● **SHORT TASK**
Make an exact copy of all the material below, apart from the pictures.

Stored items
---
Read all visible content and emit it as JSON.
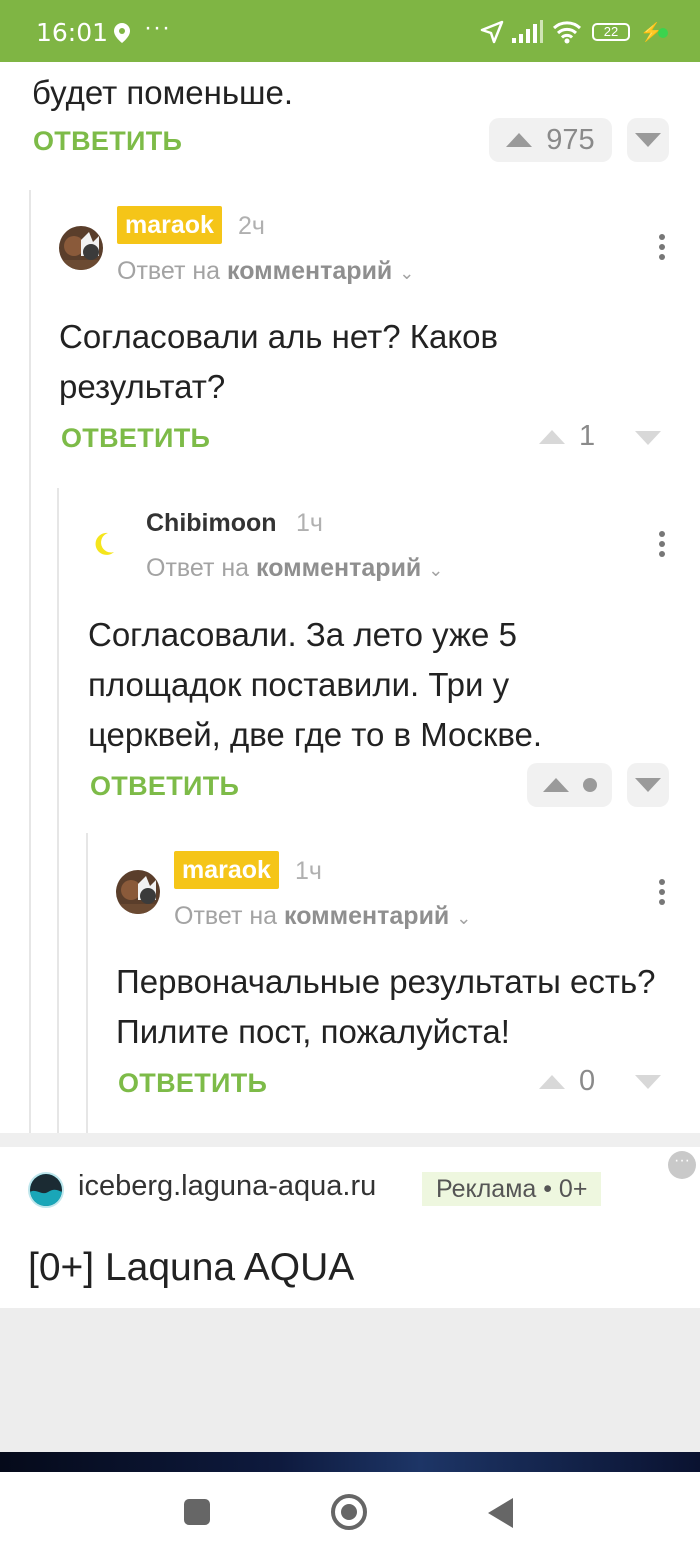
{
  "status_bar": {
    "time": "16:01",
    "dots": "···",
    "battery": "22"
  },
  "top_comment": {
    "text_tail": "будет поменьше.",
    "reply_label": "ОТВЕТИТЬ",
    "votes": "975"
  },
  "comments": [
    {
      "username": "maraok",
      "time": "2ч",
      "reply_to_prefix": "Ответ на",
      "reply_to_target": "комментарий",
      "text": "Согласовали аль нет? Каков результат?",
      "reply_label": "ОТВЕТИТЬ",
      "votes": "1"
    },
    {
      "username": "Chibimoon",
      "time": "1ч",
      "reply_to_prefix": "Ответ на",
      "reply_to_target": "комментарий",
      "text": "Согласовали. За лето уже 5 площадок поставили. Три у церквей, две где то в Москве.",
      "reply_label": "ОТВЕТИТЬ"
    },
    {
      "username": "maraok",
      "time": "1ч",
      "reply_to_prefix": "Ответ на",
      "reply_to_target": "комментарий",
      "text": "Первоначальные результаты есть? Пилите пост, пожалуйста!",
      "reply_label": "ОТВЕТИТЬ",
      "votes": "0"
    }
  ],
  "ad": {
    "domain": "iceberg.laguna-aqua.ru",
    "label": "Реклама • 0+",
    "title": "[0+] Laquna AQUA",
    "more": "···"
  },
  "colors": {
    "accent": "#7dbb48",
    "status_bar": "#7fb544",
    "badge": "#f5c518"
  }
}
---
● **EXERCISE SOLUTION**
Read all visible content and emit it as JSON.
{
  "status_bar": {
    "time": "16:01",
    "dots": "···",
    "battery": "22"
  },
  "top_comment": {
    "text_tail": "будет поменьше.",
    "reply_label": "ОТВЕТИТЬ",
    "votes": "975"
  },
  "comments": [
    {
      "username": "maraok",
      "time": "2ч",
      "reply_to_prefix": "Ответ на",
      "reply_to_target": "комментарий",
      "text": "Согласовали аль нет? Каков результат?",
      "reply_label": "ОТВЕТИТЬ",
      "votes": "1"
    },
    {
      "username": "Chibimoon",
      "time": "1ч",
      "reply_to_prefix": "Ответ на",
      "reply_to_target": "комментарий",
      "text": "Согласовали. За лето уже 5 площадок поставили. Три у церквей, две где то в Москве.",
      "reply_label": "ОТВЕТИТЬ"
    },
    {
      "username": "maraok",
      "time": "1ч",
      "reply_to_prefix": "Ответ на",
      "reply_to_target": "комментарий",
      "text": "Первоначальные результаты есть? Пилите пост, пожалуйста!",
      "reply_label": "ОТВЕТИТЬ",
      "votes": "0"
    }
  ],
  "ad": {
    "domain": "iceberg.laguna-aqua.ru",
    "label": "Реклама • 0+",
    "title": "[0+] Laquna AQUA",
    "more": "···"
  },
  "colors": {
    "accent": "#7dbb48",
    "status_bar": "#7fb544",
    "badge": "#f5c518"
  }
}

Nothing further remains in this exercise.